# [Goal of the exercise]
Filter the entries below, keeping every line that has the word "title".
****************
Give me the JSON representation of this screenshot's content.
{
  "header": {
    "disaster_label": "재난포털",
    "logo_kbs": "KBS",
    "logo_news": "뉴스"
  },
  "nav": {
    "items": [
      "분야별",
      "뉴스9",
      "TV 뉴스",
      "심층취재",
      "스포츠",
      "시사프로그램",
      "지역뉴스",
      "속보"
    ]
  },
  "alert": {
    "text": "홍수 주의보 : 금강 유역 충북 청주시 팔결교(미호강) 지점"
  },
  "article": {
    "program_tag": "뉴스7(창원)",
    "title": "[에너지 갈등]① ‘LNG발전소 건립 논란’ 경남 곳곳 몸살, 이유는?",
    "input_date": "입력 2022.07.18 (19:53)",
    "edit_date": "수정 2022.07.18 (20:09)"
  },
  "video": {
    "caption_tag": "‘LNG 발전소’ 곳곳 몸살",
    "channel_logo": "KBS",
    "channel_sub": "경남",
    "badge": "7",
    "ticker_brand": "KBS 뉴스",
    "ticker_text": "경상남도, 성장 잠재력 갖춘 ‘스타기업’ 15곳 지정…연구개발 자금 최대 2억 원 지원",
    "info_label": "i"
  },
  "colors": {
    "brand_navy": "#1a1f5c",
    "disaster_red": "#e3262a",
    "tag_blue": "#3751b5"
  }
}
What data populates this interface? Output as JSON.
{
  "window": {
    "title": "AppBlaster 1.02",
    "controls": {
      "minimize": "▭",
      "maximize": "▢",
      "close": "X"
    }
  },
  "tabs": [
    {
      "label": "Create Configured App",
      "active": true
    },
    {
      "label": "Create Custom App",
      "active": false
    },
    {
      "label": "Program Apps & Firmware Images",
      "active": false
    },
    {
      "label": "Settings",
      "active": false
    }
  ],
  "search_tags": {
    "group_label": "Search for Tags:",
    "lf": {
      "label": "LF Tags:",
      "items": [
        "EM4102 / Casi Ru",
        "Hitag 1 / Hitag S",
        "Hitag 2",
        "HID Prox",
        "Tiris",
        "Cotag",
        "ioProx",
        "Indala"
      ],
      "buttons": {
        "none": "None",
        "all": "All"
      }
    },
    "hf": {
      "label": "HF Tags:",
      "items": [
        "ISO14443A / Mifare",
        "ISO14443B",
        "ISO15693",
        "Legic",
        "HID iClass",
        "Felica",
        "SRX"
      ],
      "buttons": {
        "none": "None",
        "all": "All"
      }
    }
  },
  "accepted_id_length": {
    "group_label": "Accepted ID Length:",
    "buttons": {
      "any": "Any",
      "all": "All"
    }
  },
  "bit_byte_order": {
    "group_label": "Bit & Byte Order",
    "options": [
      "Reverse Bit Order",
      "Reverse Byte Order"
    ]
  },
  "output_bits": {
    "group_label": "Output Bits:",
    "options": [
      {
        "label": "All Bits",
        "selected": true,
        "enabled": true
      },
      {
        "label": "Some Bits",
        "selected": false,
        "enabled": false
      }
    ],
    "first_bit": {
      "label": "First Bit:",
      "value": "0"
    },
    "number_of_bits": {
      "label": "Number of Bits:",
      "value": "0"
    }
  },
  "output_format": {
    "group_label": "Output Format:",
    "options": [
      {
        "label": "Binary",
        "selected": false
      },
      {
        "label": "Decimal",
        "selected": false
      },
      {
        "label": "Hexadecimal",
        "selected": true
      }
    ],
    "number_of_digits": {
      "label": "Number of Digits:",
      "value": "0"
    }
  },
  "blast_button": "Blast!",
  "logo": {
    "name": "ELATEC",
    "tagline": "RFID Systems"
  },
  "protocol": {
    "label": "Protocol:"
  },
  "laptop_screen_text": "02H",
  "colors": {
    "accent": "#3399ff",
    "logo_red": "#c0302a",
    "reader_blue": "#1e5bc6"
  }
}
****************
# [The result]
    "title": "[에너지 갈등]① ‘LNG발전소 건립 논란’ 경남 곳곳 몸살, 이유는?",
    "title": "AppBlaster 1.02",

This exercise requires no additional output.